▶ _EXERCISE TASK_
Work out the number of lines containing "this". Give that number alone.

▶ _DATA RECORDS_
-*-

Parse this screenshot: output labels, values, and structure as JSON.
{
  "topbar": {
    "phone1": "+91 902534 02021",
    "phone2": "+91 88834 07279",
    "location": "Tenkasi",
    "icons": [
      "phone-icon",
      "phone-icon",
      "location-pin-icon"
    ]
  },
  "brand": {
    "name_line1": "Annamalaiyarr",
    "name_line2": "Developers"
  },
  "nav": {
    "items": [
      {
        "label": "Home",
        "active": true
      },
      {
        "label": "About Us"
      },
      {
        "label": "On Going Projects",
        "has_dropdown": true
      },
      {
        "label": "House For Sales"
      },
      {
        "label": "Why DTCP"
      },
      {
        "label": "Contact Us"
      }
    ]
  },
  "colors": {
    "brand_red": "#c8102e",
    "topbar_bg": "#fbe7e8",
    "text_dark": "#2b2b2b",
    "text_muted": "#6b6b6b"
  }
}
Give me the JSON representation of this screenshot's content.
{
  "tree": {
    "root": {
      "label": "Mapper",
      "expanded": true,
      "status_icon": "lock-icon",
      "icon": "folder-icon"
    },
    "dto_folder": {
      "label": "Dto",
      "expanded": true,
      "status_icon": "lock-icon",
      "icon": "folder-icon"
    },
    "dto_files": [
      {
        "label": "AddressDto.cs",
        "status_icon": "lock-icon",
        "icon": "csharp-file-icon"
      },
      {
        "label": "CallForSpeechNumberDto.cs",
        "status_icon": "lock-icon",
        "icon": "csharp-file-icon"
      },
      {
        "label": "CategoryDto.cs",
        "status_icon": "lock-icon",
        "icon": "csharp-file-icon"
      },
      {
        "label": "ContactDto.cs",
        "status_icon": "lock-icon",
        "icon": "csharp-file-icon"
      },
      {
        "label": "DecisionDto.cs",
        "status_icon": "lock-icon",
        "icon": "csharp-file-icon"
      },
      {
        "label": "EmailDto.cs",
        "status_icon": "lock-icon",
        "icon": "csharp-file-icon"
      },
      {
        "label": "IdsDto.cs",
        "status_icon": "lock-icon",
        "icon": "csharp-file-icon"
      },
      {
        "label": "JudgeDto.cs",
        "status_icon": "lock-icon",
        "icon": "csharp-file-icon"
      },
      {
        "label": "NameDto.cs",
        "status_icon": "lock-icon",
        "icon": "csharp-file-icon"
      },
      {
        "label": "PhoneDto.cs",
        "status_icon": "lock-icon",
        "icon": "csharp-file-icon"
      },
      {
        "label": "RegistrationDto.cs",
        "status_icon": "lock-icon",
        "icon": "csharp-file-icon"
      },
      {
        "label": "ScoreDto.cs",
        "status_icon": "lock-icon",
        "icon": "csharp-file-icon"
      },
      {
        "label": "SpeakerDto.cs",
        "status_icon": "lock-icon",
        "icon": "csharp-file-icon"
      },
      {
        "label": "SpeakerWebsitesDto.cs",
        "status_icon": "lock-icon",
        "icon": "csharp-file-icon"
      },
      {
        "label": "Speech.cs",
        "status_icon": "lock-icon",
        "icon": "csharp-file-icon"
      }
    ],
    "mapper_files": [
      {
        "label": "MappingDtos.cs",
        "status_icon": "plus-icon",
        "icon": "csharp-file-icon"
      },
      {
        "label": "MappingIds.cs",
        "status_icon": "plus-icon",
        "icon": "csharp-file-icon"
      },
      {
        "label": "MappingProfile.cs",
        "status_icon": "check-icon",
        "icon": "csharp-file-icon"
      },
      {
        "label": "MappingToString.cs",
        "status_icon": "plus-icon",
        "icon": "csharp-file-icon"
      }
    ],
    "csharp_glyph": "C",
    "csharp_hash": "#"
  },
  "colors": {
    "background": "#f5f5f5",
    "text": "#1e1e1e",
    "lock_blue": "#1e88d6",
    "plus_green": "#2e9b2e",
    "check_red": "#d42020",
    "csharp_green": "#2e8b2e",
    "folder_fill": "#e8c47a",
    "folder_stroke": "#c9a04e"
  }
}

-*-

▶ _RESULT_
2